#### WHAT IS EXPECTED
Reproduce all of the material word for word.

(Raw records)
+ + + + + + +

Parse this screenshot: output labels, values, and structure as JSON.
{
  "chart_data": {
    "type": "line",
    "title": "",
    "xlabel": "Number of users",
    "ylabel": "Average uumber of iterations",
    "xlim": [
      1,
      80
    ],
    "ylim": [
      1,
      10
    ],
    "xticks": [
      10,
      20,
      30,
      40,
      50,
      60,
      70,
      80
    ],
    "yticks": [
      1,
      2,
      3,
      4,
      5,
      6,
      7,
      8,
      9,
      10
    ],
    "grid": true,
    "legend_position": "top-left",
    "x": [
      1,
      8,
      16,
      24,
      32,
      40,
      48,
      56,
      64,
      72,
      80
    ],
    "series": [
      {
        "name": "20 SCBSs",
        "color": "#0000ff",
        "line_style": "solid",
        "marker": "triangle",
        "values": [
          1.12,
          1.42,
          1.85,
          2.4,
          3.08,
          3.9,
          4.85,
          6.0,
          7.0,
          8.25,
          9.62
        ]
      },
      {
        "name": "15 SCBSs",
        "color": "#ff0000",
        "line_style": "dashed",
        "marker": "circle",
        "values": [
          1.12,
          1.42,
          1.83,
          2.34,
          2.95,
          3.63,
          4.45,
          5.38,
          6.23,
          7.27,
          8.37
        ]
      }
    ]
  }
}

+ + + + + + +

#### TASK RESULT
Parse this screenshot: output labels, values, and structure as JSON.
{
  "chart_data": {
    "type": "line",
    "title": "",
    "xlabel": "Number of users",
    "ylabel": "Average uumber of iterations",
    "xlim": [
      1,
      80
    ],
    "ylim": [
      1,
      10
    ],
    "xticks": [
      10,
      20,
      30,
      40,
      50,
      60,
      70,
      80
    ],
    "yticks": [
      1,
      2,
      3,
      4,
      5,
      6,
      7,
      8,
      9,
      10
    ],
    "grid": true,
    "legend_position": "top-left",
    "x": [
      1,
      8,
      16,
      24,
      32,
      40,
      48,
      56,
      64,
      72,
      80
    ],
    "series": [
      {
        "name": "20 SCBSs",
        "color": "#0000ff",
        "line_style": "solid",
        "marker": "triangle",
        "values": [
          1.12,
          1.42,
          1.85,
          2.4,
          3.08,
          3.9,
          4.85,
          6.0,
          7.0,
          8.25,
          9.62
        ]
      },
      {
        "name": "15 SCBSs",
        "color": "#ff0000",
        "line_style": "dashed",
        "marker": "circle",
        "values": [
          1.12,
          1.42,
          1.83,
          2.34,
          2.95,
          3.63,
          4.45,
          5.38,
          6.23,
          7.27,
          8.37
        ]
      }
    ]
  }
}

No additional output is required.